**Instruction**
Transcribe the entries below exactly; leave every image out.

Data records
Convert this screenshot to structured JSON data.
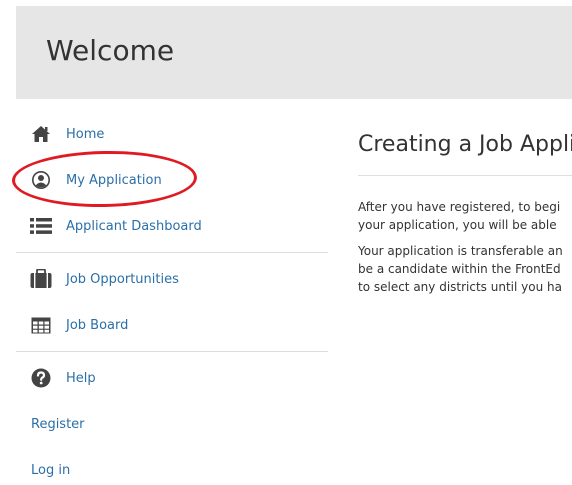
{
  "header": {
    "title": "Welcome"
  },
  "sidebar": {
    "items": [
      {
        "label": "Home",
        "icon": "home-icon"
      },
      {
        "label": "My Application",
        "icon": "user-circle-icon"
      },
      {
        "label": "Applicant Dashboard",
        "icon": "list-icon"
      },
      {
        "label": "Job Opportunities",
        "icon": "briefcase-icon"
      },
      {
        "label": "Job Board",
        "icon": "table-icon"
      },
      {
        "label": "Help",
        "icon": "question-circle-icon"
      },
      {
        "label": "Register"
      },
      {
        "label": "Log in"
      }
    ]
  },
  "main": {
    "title": "Creating a Job Appli",
    "paragraphs": [
      [
        "After you have registered, to begi",
        "your application, you will be able"
      ],
      [
        "Your application is transferable an",
        "be a candidate within the FrontEd",
        "to select any districts until you ha"
      ]
    ]
  },
  "colors": {
    "link": "#2a6fa8",
    "highlight": "#e01a22",
    "header_bg": "#e6e6e6"
  }
}
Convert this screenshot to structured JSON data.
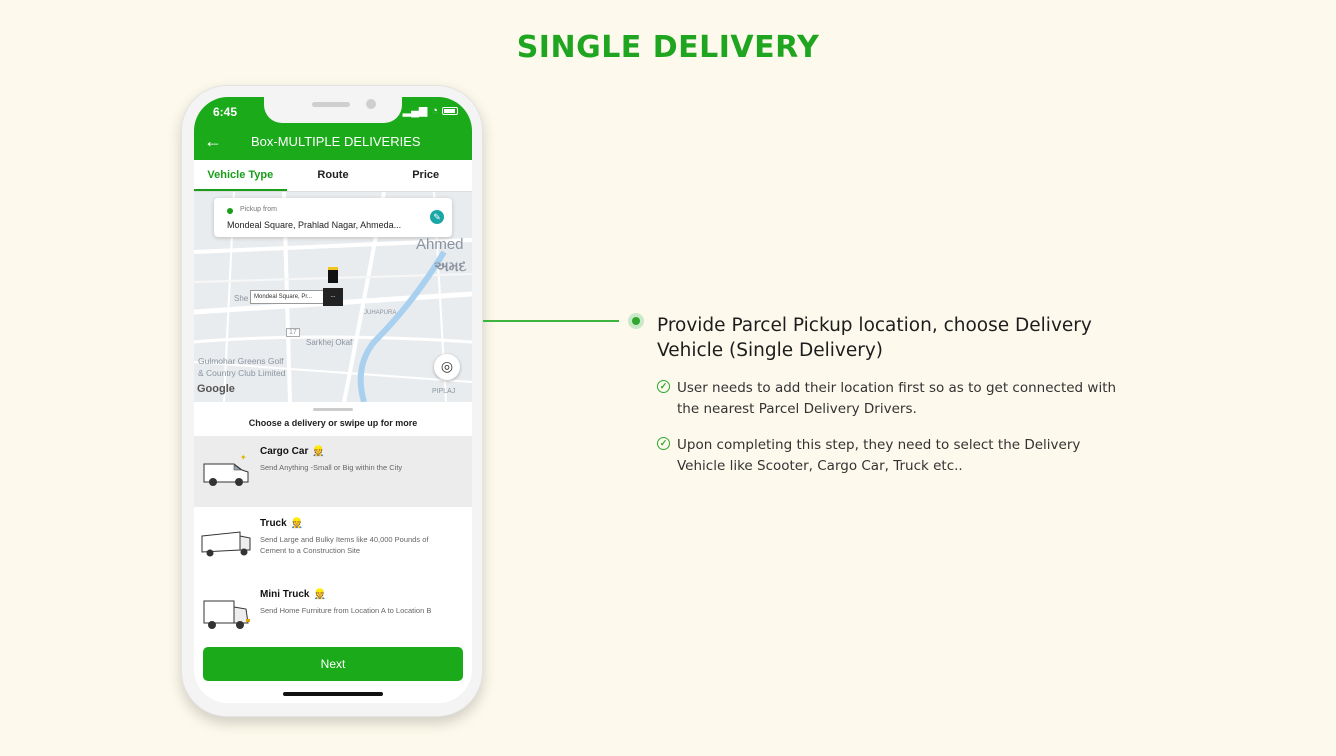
{
  "page": {
    "title": "SINGLE DELIVERY"
  },
  "phone": {
    "status": {
      "time": "6:45"
    },
    "appbar": {
      "back_icon": "arrow-left-icon",
      "title": "Box-MULTIPLE DELIVERIES"
    },
    "tabs": [
      {
        "label": "Vehicle Type",
        "active": true
      },
      {
        "label": "Route",
        "active": false
      },
      {
        "label": "Price",
        "active": false
      }
    ],
    "map": {
      "pickup_label": "Pickup from",
      "pickup_address": "Mondeal Square, Prahlad Nagar, Ahmeda...",
      "pin_label": "Mondeal Square, Pr...",
      "pin_suffix": "...",
      "labels": [
        "Ahmed",
        "અમદ",
        "She",
        "Sarkhej Okaf",
        "JUHAPURA",
        "Gulmohar Greens Golf",
        "& Country Club Limited",
        "PIPLAJ",
        "17"
      ],
      "google_logo": "Google"
    },
    "sheet": {
      "heading": "Choose a delivery or swipe up for more",
      "vehicles": [
        {
          "name": "Cargo Car",
          "badge": "👷",
          "description": "Send Anything -Small or Big within the City",
          "selected": true
        },
        {
          "name": "Truck",
          "badge": "👷",
          "description": "Send Large and Bulky Items like 40,000 Pounds of Cement to a Construction Site",
          "selected": false
        },
        {
          "name": "Mini Truck",
          "badge": "👷",
          "description": "Send Home Furniture from Location A to Location B",
          "selected": false
        }
      ],
      "next_label": "Next"
    }
  },
  "callout": {
    "title": "Provide Parcel Pickup location, choose Delivery Vehicle (Single Delivery)",
    "points": [
      "User needs to add their location first so as to get connected with the nearest Parcel Delivery Drivers.",
      "Upon completing this step, they need to select the Delivery Vehicle like Scooter, Cargo Car, Truck etc.."
    ]
  },
  "colors": {
    "brand_green": "#1aaa1a",
    "title_green": "#1fa51f",
    "background": "#fdf9ec"
  }
}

**Output below**
Convert this screenshot to structured JSON data.
{
  "header": {
    "title": "Welcome"
  },
  "sidebar": {
    "items": [
      {
        "label": "Home",
        "icon": "home-icon"
      },
      {
        "label": "My Application",
        "icon": "user-circle-icon"
      },
      {
        "label": "Applicant Dashboard",
        "icon": "list-icon"
      },
      {
        "label": "Job Opportunities",
        "icon": "briefcase-icon"
      },
      {
        "label": "Job Board",
        "icon": "table-icon"
      },
      {
        "label": "Help",
        "icon": "question-circle-icon"
      },
      {
        "label": "Register"
      },
      {
        "label": "Log in"
      }
    ]
  },
  "main": {
    "title": "Creating a Job Appli",
    "paragraphs": [
      [
        "After you have registered, to begi",
        "your application, you will be able"
      ],
      [
        "Your application is transferable an",
        "be a candidate within the FrontEd",
        "to select any districts until you ha"
      ]
    ]
  },
  "colors": {
    "link": "#2a6fa8",
    "highlight": "#e01a22",
    "header_bg": "#e6e6e6"
  }
}
Convert this screenshot to structured JSON data.
{
  "page": {
    "title": "SINGLE DELIVERY"
  },
  "phone": {
    "status": {
      "time": "6:45"
    },
    "appbar": {
      "back_icon": "arrow-left-icon",
      "title": "Box-MULTIPLE DELIVERIES"
    },
    "tabs": [
      {
        "label": "Vehicle Type",
        "active": true
      },
      {
        "label": "Route",
        "active": false
      },
      {
        "label": "Price",
        "active": false
      }
    ],
    "map": {
      "pickup_label": "Pickup from",
      "pickup_address": "Mondeal Square, Prahlad Nagar, Ahmeda...",
      "pin_label": "Mondeal Square, Pr...",
      "pin_suffix": "...",
      "labels": [
        "Ahmed",
        "અમદ",
        "She",
        "Sarkhej Okaf",
        "JUHAPURA",
        "Gulmohar Greens Golf",
        "& Country Club Limited",
        "PIPLAJ",
        "17"
      ],
      "google_logo": "Google"
    },
    "sheet": {
      "heading": "Choose a delivery or swipe up for more",
      "vehicles": [
        {
          "name": "Cargo Car",
          "badge": "👷",
          "description": "Send Anything -Small or Big within the City",
          "selected": true
        },
        {
          "name": "Truck",
          "badge": "👷",
          "description": "Send Large and Bulky Items like 40,000 Pounds of Cement to a Construction Site",
          "selected": false
        },
        {
          "name": "Mini Truck",
          "badge": "👷",
          "description": "Send Home Furniture from Location A to Location B",
          "selected": false
        }
      ],
      "next_label": "Next"
    }
  },
  "callout": {
    "title": "Provide Parcel Pickup location, choose Delivery Vehicle (Single Delivery)",
    "points": [
      "User needs to add their location first so as to get connected with the nearest Parcel Delivery Drivers.",
      "Upon completing this step, they need to select the Delivery Vehicle like Scooter, Cargo Car, Truck etc.."
    ]
  },
  "colors": {
    "brand_green": "#1aaa1a",
    "title_green": "#1fa51f",
    "background": "#fdf9ec"
  }
}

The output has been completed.